- _AIM OF THE EXERCISE_:
Output only the lines from the one holding "Convert this document image to plain text." to the end of the data below, please, copied exactly.
-- Start --
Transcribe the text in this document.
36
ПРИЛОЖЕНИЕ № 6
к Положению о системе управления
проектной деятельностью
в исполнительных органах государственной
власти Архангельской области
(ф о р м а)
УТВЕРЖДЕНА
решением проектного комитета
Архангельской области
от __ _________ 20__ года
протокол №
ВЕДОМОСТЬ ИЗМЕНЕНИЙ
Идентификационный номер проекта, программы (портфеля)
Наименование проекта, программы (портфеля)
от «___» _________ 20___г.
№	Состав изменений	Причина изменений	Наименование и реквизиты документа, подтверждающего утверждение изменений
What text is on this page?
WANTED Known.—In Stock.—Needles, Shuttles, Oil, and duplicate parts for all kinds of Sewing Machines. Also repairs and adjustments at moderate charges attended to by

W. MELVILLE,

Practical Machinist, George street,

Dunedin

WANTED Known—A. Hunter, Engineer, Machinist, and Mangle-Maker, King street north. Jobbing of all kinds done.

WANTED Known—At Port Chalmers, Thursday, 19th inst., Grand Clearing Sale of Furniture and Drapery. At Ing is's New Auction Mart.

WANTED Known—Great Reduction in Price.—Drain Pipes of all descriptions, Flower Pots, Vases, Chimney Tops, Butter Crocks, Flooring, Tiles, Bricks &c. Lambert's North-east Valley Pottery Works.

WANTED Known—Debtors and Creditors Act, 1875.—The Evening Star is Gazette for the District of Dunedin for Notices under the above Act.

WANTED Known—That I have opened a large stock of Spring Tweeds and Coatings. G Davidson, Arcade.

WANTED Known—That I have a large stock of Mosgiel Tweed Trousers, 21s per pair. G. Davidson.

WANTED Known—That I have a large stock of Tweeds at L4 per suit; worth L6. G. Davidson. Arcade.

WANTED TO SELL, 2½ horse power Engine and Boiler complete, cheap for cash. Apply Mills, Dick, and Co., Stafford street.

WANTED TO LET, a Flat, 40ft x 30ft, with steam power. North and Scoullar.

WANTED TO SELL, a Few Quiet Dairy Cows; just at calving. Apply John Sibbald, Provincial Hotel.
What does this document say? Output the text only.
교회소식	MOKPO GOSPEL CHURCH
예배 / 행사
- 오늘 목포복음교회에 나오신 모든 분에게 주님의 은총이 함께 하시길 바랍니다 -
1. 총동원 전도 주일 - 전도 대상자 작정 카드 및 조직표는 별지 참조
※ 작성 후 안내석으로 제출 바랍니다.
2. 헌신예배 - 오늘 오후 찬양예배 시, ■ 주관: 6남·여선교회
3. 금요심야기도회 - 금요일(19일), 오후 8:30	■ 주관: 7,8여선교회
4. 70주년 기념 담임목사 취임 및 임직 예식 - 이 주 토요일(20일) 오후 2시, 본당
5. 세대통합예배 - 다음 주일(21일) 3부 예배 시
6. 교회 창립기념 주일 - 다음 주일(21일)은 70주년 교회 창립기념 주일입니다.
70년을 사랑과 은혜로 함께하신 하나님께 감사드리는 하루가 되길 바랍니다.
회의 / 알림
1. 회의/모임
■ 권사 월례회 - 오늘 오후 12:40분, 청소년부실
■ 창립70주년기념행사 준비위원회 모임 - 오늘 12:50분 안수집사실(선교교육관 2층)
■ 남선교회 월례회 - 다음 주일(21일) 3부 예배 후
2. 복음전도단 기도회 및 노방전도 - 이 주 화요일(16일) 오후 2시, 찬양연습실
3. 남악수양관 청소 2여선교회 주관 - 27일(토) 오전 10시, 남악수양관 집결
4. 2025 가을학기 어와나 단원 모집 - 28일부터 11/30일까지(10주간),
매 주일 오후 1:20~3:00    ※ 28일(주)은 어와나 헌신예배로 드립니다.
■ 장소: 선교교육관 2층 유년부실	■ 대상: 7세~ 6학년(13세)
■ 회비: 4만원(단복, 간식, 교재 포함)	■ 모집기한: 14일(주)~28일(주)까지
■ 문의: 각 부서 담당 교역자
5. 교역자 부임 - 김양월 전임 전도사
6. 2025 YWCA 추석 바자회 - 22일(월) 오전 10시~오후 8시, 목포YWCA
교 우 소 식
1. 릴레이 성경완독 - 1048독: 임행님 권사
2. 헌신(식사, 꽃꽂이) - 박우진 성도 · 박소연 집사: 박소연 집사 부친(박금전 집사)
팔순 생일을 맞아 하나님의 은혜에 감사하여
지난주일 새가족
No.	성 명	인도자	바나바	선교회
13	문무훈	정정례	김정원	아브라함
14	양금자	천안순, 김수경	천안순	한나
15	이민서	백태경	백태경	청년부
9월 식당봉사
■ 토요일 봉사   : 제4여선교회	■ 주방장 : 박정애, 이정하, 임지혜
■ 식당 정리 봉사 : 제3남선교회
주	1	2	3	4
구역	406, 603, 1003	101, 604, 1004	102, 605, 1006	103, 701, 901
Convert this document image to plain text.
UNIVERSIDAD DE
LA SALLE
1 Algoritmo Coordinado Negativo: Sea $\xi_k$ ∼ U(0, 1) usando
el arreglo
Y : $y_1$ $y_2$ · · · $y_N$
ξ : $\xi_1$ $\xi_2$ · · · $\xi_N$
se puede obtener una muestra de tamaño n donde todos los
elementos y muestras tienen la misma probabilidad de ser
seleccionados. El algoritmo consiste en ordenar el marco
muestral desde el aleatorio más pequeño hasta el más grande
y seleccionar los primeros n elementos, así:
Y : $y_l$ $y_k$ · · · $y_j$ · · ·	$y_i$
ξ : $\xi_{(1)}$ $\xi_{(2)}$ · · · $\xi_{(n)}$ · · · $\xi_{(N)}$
-- End --
- _TASK RESPONSE_:
Convert this document image to plain text.
UNIVERSIDAD DE
LA SALLE
1 Algoritmo Coordinado Negativo: Sea $\xi_k$ ∼ U(0, 1) usando
el arreglo
Y : $y_1$ $y_2$ · · · $y_N$
ξ : $\xi_1$ $\xi_2$ · · · $\xi_N$
se puede obtener una muestra de tamaño n donde todos los
elementos y muestras tienen la misma probabilidad de ser
seleccionados. El algoritmo consiste en ordenar el marco
muestral desde el aleatorio más pequeño hasta el más grande
y seleccionar los primeros n elementos, así:
Y : $y_l$ $y_k$ · · · $y_j$ · · ·	$y_i$
ξ : $\xi_{(1)}$ $\xi_{(2)}$ · · · $\xi_{(n)}$ · · · $\xi_{(N)}$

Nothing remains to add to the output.